--- Information provided ---
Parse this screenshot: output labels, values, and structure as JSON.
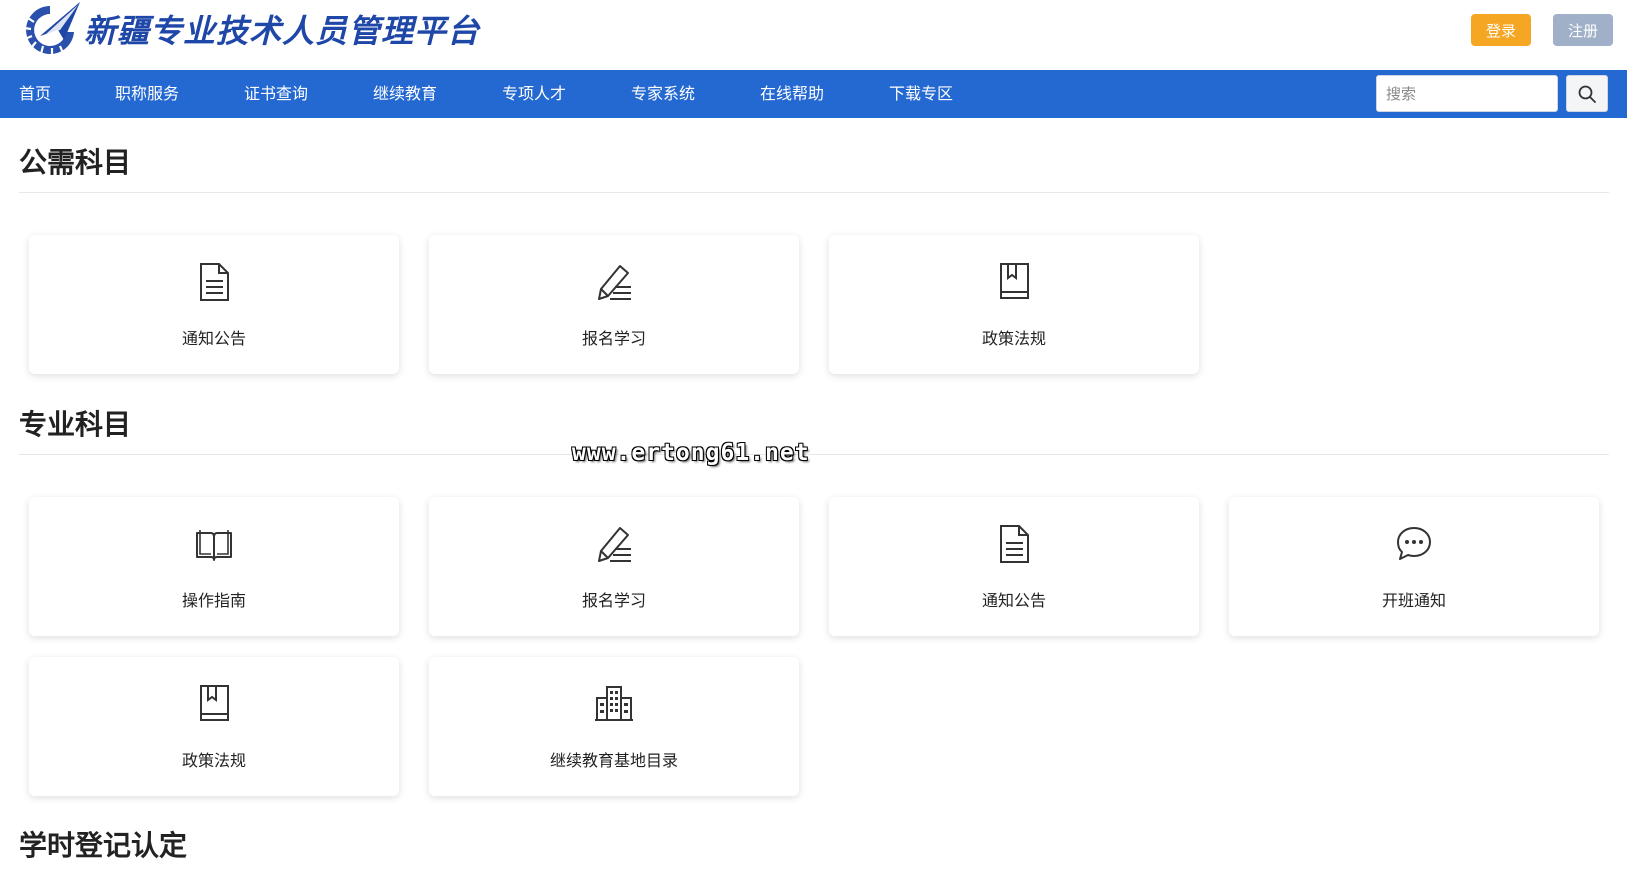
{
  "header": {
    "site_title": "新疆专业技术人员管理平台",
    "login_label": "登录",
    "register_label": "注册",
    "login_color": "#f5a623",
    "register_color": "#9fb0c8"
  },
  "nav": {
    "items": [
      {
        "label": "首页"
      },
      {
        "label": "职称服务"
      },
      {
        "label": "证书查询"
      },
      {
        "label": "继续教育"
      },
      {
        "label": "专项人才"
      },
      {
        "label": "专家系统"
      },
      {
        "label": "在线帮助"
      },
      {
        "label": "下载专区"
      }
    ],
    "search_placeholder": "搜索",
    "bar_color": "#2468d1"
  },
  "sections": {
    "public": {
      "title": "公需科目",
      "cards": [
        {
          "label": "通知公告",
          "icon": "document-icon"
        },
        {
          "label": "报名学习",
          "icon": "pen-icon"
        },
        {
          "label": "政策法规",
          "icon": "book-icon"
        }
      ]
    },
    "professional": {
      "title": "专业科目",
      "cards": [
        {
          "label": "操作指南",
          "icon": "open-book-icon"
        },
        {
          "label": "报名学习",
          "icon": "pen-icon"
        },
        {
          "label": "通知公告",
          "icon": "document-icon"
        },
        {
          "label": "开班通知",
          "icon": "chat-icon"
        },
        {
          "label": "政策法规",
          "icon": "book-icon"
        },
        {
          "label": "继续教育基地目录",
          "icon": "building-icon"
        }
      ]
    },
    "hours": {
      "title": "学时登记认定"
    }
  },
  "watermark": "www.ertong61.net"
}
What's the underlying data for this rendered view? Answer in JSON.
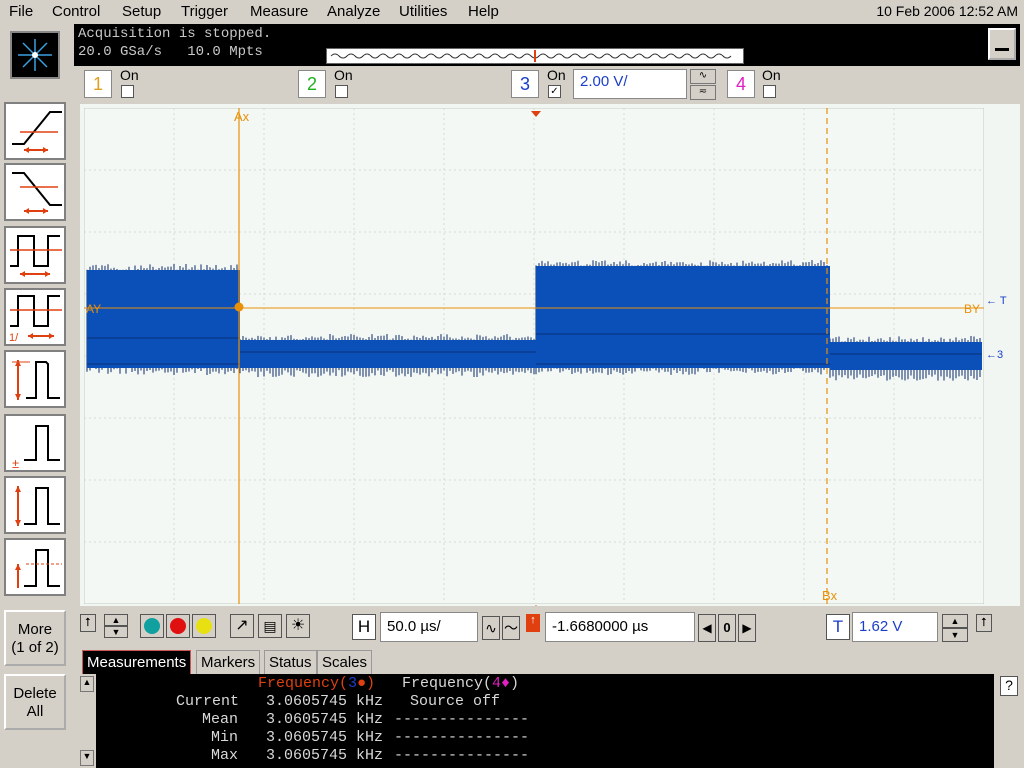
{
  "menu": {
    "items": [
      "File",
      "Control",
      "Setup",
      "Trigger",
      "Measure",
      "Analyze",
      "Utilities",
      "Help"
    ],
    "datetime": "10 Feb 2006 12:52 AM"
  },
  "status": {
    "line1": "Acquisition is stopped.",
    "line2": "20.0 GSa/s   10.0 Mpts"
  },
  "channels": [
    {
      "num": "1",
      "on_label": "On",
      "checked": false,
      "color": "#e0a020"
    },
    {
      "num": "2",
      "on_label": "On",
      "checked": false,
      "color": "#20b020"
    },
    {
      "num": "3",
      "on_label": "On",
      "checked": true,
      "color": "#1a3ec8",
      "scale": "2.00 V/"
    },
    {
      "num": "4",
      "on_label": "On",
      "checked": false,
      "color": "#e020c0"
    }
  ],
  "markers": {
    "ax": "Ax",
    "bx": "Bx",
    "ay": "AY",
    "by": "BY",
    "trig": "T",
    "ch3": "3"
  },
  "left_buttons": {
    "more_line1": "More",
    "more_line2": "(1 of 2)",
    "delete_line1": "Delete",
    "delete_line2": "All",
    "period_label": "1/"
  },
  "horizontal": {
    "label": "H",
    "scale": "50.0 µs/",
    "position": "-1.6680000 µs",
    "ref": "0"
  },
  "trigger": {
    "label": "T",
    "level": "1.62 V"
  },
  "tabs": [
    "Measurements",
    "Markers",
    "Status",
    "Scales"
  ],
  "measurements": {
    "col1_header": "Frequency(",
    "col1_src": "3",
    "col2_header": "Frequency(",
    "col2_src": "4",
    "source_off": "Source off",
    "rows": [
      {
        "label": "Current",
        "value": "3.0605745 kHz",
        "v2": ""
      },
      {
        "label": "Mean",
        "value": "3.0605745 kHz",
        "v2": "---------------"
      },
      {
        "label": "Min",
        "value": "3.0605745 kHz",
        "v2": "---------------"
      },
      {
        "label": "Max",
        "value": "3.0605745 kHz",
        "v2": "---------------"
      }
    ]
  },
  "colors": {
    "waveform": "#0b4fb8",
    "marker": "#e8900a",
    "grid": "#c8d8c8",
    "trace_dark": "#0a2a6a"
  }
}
---
--- Information provided ---
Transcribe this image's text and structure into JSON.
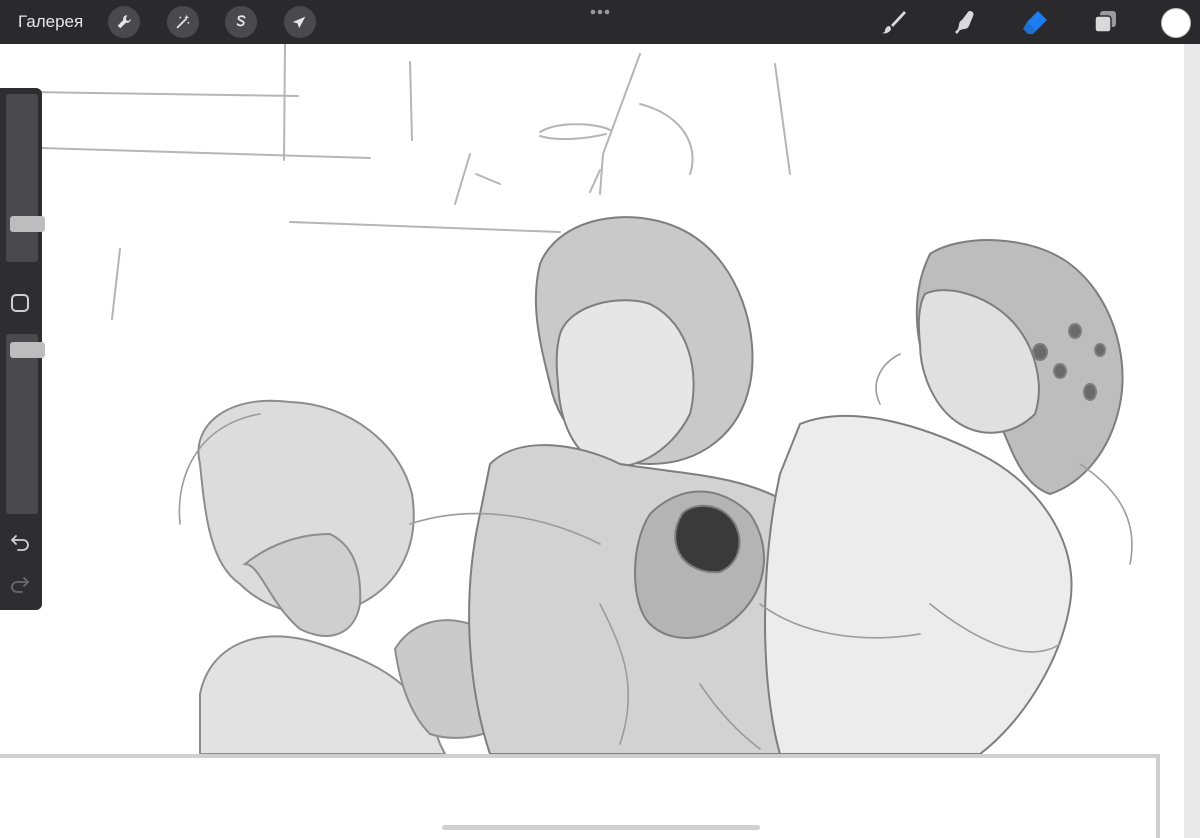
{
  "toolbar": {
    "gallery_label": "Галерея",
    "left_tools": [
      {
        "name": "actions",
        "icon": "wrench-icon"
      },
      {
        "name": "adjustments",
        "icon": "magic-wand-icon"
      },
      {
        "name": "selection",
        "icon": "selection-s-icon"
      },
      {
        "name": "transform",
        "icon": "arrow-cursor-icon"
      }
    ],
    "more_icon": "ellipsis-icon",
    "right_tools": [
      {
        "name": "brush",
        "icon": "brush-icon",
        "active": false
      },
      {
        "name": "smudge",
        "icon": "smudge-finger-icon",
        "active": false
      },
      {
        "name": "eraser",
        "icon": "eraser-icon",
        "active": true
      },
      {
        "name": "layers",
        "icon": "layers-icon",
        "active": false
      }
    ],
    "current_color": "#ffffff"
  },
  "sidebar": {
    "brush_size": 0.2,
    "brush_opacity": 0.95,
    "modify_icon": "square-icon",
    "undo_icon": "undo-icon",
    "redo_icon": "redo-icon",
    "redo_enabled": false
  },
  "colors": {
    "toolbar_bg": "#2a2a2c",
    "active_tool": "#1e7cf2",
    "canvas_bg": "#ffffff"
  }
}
---
Every line holding "Frequency" should be copied out.

Correct answer
    "col1_header": "Frequency(",
    "col2_header": "Frequency(",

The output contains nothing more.